» Task instructions:
In the material below, find every line with "Elaborar" and pull it out.

++++++++

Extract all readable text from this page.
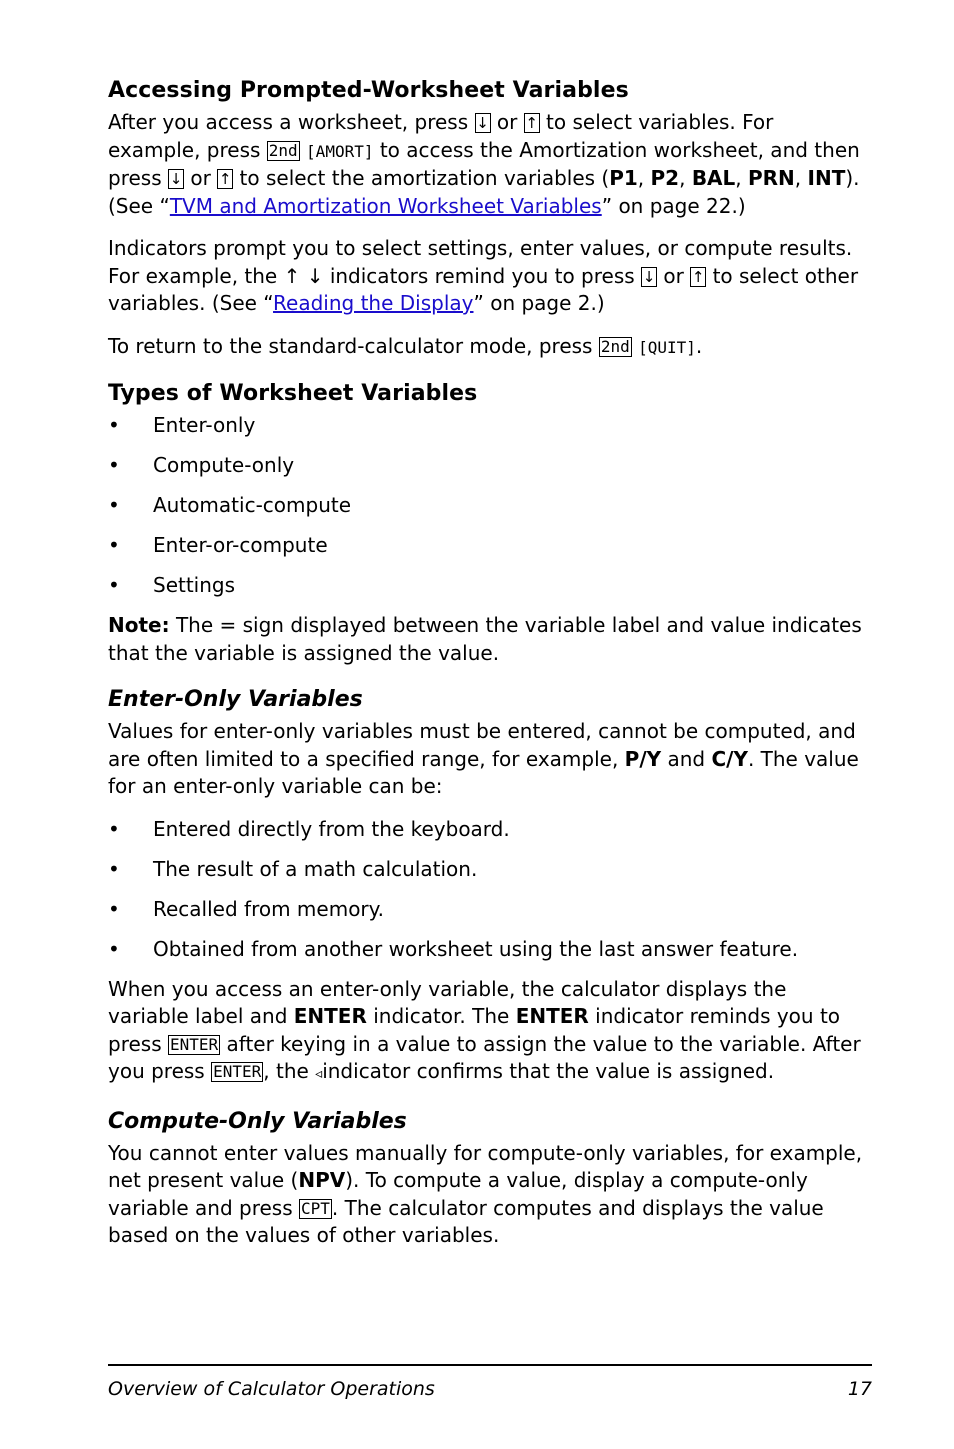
Accessing Prompted-Worksheet Variables

After you access a worksheet, press ↓ or ↑ to select variables. For example, press 2nd [AMORT] to access the Amortization worksheet, and then press ↓ or ↑ to select the amortization variables (P1, P2, BAL, PRN, INT).(See “TVM and Amortization Worksheet Variables” on page 22.)

Indicators prompt you to select settings, enter values, or compute results. For example, the ↑ ↓ indicators remind you to press ↓ or ↑ to select other variables. (See “Reading the Display” on page 2.)

To return to the standard-calculator mode, press 2nd [QUIT].

Types of Worksheet Variables
• Enter-only
• Compute-only
• Automatic-compute
• Enter-or-compute
• Settings

Note: The = sign displayed between the variable label and value indicates that the variable is assigned the value.

Enter-Only Variables

Values for enter-only variables must be entered, cannot be computed, and are often limited to a specified range, for example, P/Y and C/Y. The value for an enter-only variable can be:

• Entered directly from the keyboard.
• The result of a math calculation.
• Recalled from memory.
• Obtained from another worksheet using the last answer feature.

When you access an enter-only variable, the calculator displays the variable label and ENTER indicator. The ENTER indicator reminds you to press ENTER after keying in a value to assign the value to the variable. After you press ENTER , the ◃indicator confirms that the value is assigned.

Compute-Only Variables

You cannot enter values manually for compute-only variables, for example, net present value (NPV). To compute a value, display a compute-only variable and press CPT . The calculator computes and displays the value based on the values of other variables.

Overview of Calculator Operations	17
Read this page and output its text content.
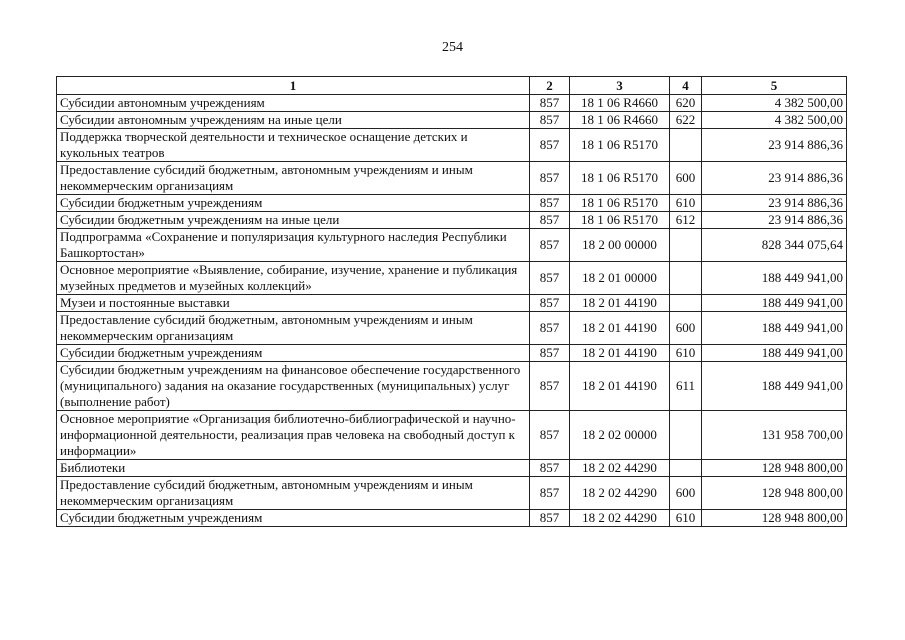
254
1	2	3	4	5
Субсидии автономным учреждениям	857	18 1 06 R4660	620	4 382 500,00
Субсидии автономным учреждениям на иные цели	857	18 1 06 R4660	622	4 382 500,00
Поддержка творческой деятельности и техническое оснащение детских и кукольных театров	857	18 1 06 R5170		23 914 886,36
Предоставление субсидий бюджетным, автономным учреждениям и иным некоммерческим организациям	857	18 1 06 R5170	600	23 914 886,36
Субсидии бюджетным учреждениям	857	18 1 06 R5170	610	23 914 886,36
Субсидии бюджетным учреждениям на иные цели	857	18 1 06 R5170	612	23 914 886,36
Подпрограмма «Сохранение и популяризация культурного наследия Республики Башкортостан»	857	18 2 00 00000		828 344 075,64
Основное мероприятие «Выявление, собирание, изучение, хранение и публикация музейных предметов и музейных коллекций»	857	18 2 01 00000		188 449 941,00
Музеи и постоянные выставки	857	18 2 01 44190		188 449 941,00
Предоставление субсидий бюджетным, автономным учреждениям и иным некоммерческим организациям	857	18 2 01 44190	600	188 449 941,00
Субсидии бюджетным учреждениям	857	18 2 01 44190	610	188 449 941,00
Субсидии бюджетным учреждениям на финансовое обеспечение государственного (муниципального) задания на оказание государственных (муниципальных) услуг (выполнение работ)	857	18 2 01 44190	611	188 449 941,00
Основное мероприятие «Организация библиотечно-библиографической и научно-информационной деятельности, реализация прав человека на свободный доступ к информации»	857	18 2 02 00000		131 958 700,00
Библиотеки	857	18 2 02 44290		128 948 800,00
Предоставление субсидий бюджетным, автономным учреждениям и иным некоммерческим организациям	857	18 2 02 44290	600	128 948 800,00
Субсидии бюджетным учреждениям	857	18 2 02 44290	610	128 948 800,00
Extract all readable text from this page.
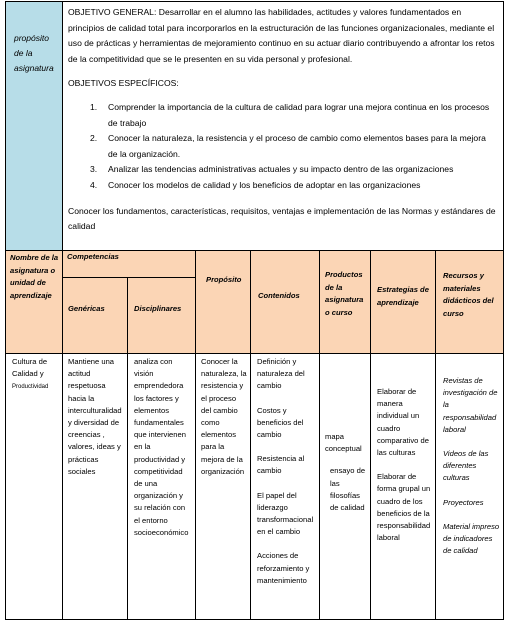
propósito de la asignatura

OBJETIVO GENERAL: Desarrollar en el alumno las habilidades, actitudes y valores fundamentados en principios de calidad total para incorporarlos en la estructuración de las funciones organizacionales, mediante el uso de prácticas y herramientas de mejoramiento continuo en su actuar diario contribuyendo a afrontar los retos de la competitividad que se le presenten en su vida personal y profesional.

OBJETIVOS ESPECÍFICOS:

1. Comprender la importancia de la cultura de calidad para lograr una mejora continua en los procesos de trabajo
2. Conocer la naturaleza, la resistencia y el proceso de cambio como elementos bases para la mejora de la organización.
3. Analizar las tendencias administrativas actuales y su impacto dentro de las organizaciones
4. Conocer los modelos de calidad y los beneficios de adoptar en las organizaciones

Conocer los fundamentos, características, requisitos, ventajas e implementación de las Normas y estándares de calidad

Nombre de la asignatura o unidad de aprendizaje
Competencias
Genéricas	Disciplinares
Propósito
Contenidos
Productos de la asignatura o curso
Estrategias de aprendizaje
Recursos y materiales didácticos del curso
Cultura de Calidad y
Productividad
Mantiene una actitud respetuosa hacia la interculturalidad y diversidad de creencias , valores, ideas y prácticas sociales
analiza con visión emprendedora los factores y elementos fundamentales que intervienen en la productividad y competitividad de una organización y su relación con el entorno socioeconómico
Conocer la naturaleza, la resistencia y el proceso del cambio como elementos para la mejora de la organización

Definición y naturaleza del cambio

Costos y beneficios del cambio

Resistencia al cambio

El papel del liderazgo transformacional en el cambio

Acciones de reforzamiento y mantenimiento

mapa conceptual

ensayo de las filosofías de calidad

Elaborar de manera individual un cuadro comparativo de las culturas

Elaborar de forma grupal un cuadro de los beneficios de la responsabilidad laboral

Revistas de investigación de la responsabilidad laboral

Videos de las diferentes culturas

Proyectores

Material impreso de indicadores de calidad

++++++++

» Task solution:
Elaborar de manera individual un cuadro comparativo de las culturas
Elaborar de forma grupal un cuadro de los beneficios de la responsabilidad laboral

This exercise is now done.